BEGIN PROVIDED RECORDS
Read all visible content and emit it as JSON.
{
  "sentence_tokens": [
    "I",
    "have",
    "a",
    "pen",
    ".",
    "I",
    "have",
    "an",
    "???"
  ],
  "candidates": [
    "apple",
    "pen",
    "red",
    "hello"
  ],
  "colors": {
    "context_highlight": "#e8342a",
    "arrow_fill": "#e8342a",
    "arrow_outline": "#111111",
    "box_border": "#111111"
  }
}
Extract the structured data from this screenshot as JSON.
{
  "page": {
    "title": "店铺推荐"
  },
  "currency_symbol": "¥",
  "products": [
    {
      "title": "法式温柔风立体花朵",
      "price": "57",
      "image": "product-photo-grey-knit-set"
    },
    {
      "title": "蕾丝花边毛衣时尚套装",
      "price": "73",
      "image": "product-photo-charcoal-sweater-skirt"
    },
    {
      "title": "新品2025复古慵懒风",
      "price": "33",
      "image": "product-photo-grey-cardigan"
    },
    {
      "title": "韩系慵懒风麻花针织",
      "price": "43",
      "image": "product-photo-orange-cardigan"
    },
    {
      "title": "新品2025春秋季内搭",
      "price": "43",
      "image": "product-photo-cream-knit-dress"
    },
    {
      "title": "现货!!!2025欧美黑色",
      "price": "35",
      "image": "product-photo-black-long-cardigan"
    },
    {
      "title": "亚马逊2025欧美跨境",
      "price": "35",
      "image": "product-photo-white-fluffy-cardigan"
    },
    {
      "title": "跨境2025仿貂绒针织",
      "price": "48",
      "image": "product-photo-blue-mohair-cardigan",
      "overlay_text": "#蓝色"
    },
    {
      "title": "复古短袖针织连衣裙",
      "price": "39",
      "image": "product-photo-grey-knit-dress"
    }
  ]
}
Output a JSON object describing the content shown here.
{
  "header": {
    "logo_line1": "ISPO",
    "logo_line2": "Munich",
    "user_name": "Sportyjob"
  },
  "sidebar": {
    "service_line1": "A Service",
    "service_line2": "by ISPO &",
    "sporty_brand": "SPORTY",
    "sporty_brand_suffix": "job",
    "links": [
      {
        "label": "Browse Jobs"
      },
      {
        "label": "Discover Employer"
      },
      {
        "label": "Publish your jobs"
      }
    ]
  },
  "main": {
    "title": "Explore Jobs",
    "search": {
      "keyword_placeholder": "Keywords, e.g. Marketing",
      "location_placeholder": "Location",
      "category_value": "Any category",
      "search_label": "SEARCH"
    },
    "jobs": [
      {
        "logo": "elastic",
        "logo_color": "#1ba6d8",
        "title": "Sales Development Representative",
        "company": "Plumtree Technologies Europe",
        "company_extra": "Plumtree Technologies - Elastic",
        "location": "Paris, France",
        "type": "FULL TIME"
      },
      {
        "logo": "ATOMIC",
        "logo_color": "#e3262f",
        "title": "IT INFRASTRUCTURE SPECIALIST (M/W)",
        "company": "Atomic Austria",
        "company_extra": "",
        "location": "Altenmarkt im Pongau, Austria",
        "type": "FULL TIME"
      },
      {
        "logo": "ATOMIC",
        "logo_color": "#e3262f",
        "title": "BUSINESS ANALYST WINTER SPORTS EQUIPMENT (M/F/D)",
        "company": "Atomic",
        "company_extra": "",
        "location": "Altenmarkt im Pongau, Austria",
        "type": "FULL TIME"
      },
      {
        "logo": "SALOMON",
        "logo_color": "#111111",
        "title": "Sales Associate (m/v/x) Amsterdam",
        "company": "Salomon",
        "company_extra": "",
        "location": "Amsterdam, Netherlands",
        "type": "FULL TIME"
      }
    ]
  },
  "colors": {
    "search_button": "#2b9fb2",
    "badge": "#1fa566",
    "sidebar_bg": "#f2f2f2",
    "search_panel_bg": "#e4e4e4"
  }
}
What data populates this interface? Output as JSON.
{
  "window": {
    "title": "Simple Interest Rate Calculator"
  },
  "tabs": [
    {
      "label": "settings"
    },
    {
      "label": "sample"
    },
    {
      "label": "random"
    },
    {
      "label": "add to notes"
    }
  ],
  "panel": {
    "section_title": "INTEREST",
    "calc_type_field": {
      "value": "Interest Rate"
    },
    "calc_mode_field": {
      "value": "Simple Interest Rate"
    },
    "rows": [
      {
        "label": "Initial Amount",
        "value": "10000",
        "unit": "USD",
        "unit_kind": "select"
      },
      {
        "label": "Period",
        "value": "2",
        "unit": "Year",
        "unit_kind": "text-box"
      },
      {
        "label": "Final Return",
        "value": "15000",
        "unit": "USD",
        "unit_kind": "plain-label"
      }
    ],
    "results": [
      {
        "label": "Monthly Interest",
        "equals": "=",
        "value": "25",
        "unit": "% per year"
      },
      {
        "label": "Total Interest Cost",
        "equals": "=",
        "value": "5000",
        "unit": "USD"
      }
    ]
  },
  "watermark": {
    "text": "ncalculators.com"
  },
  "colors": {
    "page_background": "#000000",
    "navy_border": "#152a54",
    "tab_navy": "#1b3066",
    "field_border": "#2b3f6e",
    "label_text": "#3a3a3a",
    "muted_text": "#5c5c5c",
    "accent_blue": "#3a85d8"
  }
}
END PROVIDED RECORDS
__EXERCISE DETAILS__. Every entry must be quoted exactly as it appears above.

__SOLUTION FOR THIS TASK__.
Read all visible content and emit it as JSON.
{
  "sentence_tokens": [
    "I",
    "have",
    "a",
    "pen",
    ".",
    "I",
    "have",
    "an",
    "???"
  ],
  "candidates": [
    "apple",
    "pen",
    "red",
    "hello"
  ],
  "colors": {
    "context_highlight": "#e8342a",
    "arrow_fill": "#e8342a",
    "arrow_outline": "#111111",
    "box_border": "#111111"
  }
}
Extract the structured data from this screenshot as JSON.
{
  "page": {
    "title": "店铺推荐"
  },
  "currency_symbol": "¥",
  "products": [
    {
      "title": "法式温柔风立体花朵",
      "price": "57",
      "image": "product-photo-grey-knit-set"
    },
    {
      "title": "蕾丝花边毛衣时尚套装",
      "price": "73",
      "image": "product-photo-charcoal-sweater-skirt"
    },
    {
      "title": "新品2025复古慵懒风",
      "price": "33",
      "image": "product-photo-grey-cardigan"
    },
    {
      "title": "韩系慵懒风麻花针织",
      "price": "43",
      "image": "product-photo-orange-cardigan"
    },
    {
      "title": "新品2025春秋季内搭",
      "price": "43",
      "image": "product-photo-cream-knit-dress"
    },
    {
      "title": "现货!!!2025欧美黑色",
      "price": "35",
      "image": "product-photo-black-long-cardigan"
    },
    {
      "title": "亚马逊2025欧美跨境",
      "price": "35",
      "image": "product-photo-white-fluffy-cardigan"
    },
    {
      "title": "跨境2025仿貂绒针织",
      "price": "48",
      "image": "product-photo-blue-mohair-cardigan",
      "overlay_text": "#蓝色"
    },
    {
      "title": "复古短袖针织连衣裙",
      "price": "39",
      "image": "product-photo-grey-knit-dress"
    }
  ]
}
Output a JSON object describing the content shown here.
{
  "header": {
    "logo_line1": "ISPO",
    "logo_line2": "Munich",
    "user_name": "Sportyjob"
  },
  "sidebar": {
    "service_line1": "A Service",
    "service_line2": "by ISPO &",
    "sporty_brand": "SPORTY",
    "sporty_brand_suffix": "job",
    "links": [
      {
        "label": "Browse Jobs"
      },
      {
        "label": "Discover Employer"
      },
      {
        "label": "Publish your jobs"
      }
    ]
  },
  "main": {
    "title": "Explore Jobs",
    "search": {
      "keyword_placeholder": "Keywords, e.g. Marketing",
      "location_placeholder": "Location",
      "category_value": "Any category",
      "search_label": "SEARCH"
    },
    "jobs": [
      {
        "logo": "elastic",
        "logo_color": "#1ba6d8",
        "title": "Sales Development Representative",
        "company": "Plumtree Technologies Europe",
        "company_extra": "Plumtree Technologies - Elastic",
        "location": "Paris, France",
        "type": "FULL TIME"
      },
      {
        "logo": "ATOMIC",
        "logo_color": "#e3262f",
        "title": "IT INFRASTRUCTURE SPECIALIST (M/W)",
        "company": "Atomic Austria",
        "company_extra": "",
        "location": "Altenmarkt im Pongau, Austria",
        "type": "FULL TIME"
      },
      {
        "logo": "ATOMIC",
        "logo_color": "#e3262f",
        "title": "BUSINESS ANALYST WINTER SPORTS EQUIPMENT (M/F/D)",
        "company": "Atomic",
        "company_extra": "",
        "location": "Altenmarkt im Pongau, Austria",
        "type": "FULL TIME"
      },
      {
        "logo": "SALOMON",
        "logo_color": "#111111",
        "title": "Sales Associate (m/v/x) Amsterdam",
        "company": "Salomon",
        "company_extra": "",
        "location": "Amsterdam, Netherlands",
        "type": "FULL TIME"
      }
    ]
  },
  "colors": {
    "search_button": "#2b9fb2",
    "badge": "#1fa566",
    "sidebar_bg": "#f2f2f2",
    "search_panel_bg": "#e4e4e4"
  }
}
What data populates this interface? Output as JSON.
{
  "window": {
    "title": "Simple Interest Rate Calculator"
  },
  "tabs": [
    {
      "label": "settings"
    },
    {
      "label": "sample"
    },
    {
      "label": "random"
    },
    {
      "label": "add to notes"
    }
  ],
  "panel": {
    "section_title": "INTEREST",
    "calc_type_field": {
      "value": "Interest Rate"
    },
    "calc_mode_field": {
      "value": "Simple Interest Rate"
    },
    "rows": [
      {
        "label": "Initial Amount",
        "value": "10000",
        "unit": "USD",
        "unit_kind": "select"
      },
      {
        "label": "Period",
        "value": "2",
        "unit": "Year",
        "unit_kind": "text-box"
      },
      {
        "label": "Final Return",
        "value": "15000",
        "unit": "USD",
        "unit_kind": "plain-label"
      }
    ],
    "results": [
      {
        "label": "Monthly Interest",
        "equals": "=",
        "value": "25",
        "unit": "% per year"
      },
      {
        "label": "Total Interest Cost",
        "equals": "=",
        "value": "5000",
        "unit": "USD"
      }
    ]
  },
  "watermark": {
    "text": "ncalculators.com"
  },
  "colors": {
    "page_background": "#000000",
    "navy_border": "#152a54",
    "tab_navy": "#1b3066",
    "field_border": "#2b3f6e",
    "label_text": "#3a3a3a",
    "muted_text": "#5c5c5c",
    "accent_blue": "#3a85d8"
  }
}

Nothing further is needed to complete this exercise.